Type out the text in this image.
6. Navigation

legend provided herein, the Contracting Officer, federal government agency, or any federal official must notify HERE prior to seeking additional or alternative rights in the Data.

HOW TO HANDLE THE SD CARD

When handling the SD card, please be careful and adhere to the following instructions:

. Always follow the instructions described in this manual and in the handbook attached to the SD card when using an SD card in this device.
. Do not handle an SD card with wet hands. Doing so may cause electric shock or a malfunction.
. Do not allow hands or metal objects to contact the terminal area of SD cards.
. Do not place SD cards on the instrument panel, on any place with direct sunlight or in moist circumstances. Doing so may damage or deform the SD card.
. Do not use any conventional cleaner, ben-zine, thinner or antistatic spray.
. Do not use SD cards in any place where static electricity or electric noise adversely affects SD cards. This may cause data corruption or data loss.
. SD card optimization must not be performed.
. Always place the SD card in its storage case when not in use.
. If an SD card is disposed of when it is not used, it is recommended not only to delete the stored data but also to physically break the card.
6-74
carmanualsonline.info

┄┄┄┄┄┄┄┄┄┄┄┄┄┄┄┄┄┄┄┄

TO DO =
Transcribe every entry exactly, omitting nothing.

CORRECT ANSWER =
Type out the text in this image.
6. Navigation

legend provided herein, the Contracting Officer, federal government agency, or any federal official must notify HERE prior to seeking additional or alternative rights in the Data.

HOW TO HANDLE THE SD CARD

When handling the SD card, please be careful and adhere to the following instructions:

. Always follow the instructions described in this manual and in the handbook attached to the SD card when using an SD card in this device.
. Do not handle an SD card with wet hands. Doing so may cause electric shock or a malfunction.
. Do not allow hands or metal objects to contact the terminal area of SD cards.
. Do not place SD cards on the instrument panel, on any place with direct sunlight or in moist circumstances. Doing so may damage or deform the SD card.
. Do not use any conventional cleaner, ben-zine, thinner or antistatic spray.
. Do not use SD cards in any place where static electricity or electric noise adversely affects SD cards. This may cause data corruption or data loss.
. SD card optimization must not be performed.
. Always place the SD card in its storage case when not in use.
. If an SD card is disposed of when it is not used, it is recommended not only to delete the stored data but also to physically break the card.
6-74
carmanualsonline.info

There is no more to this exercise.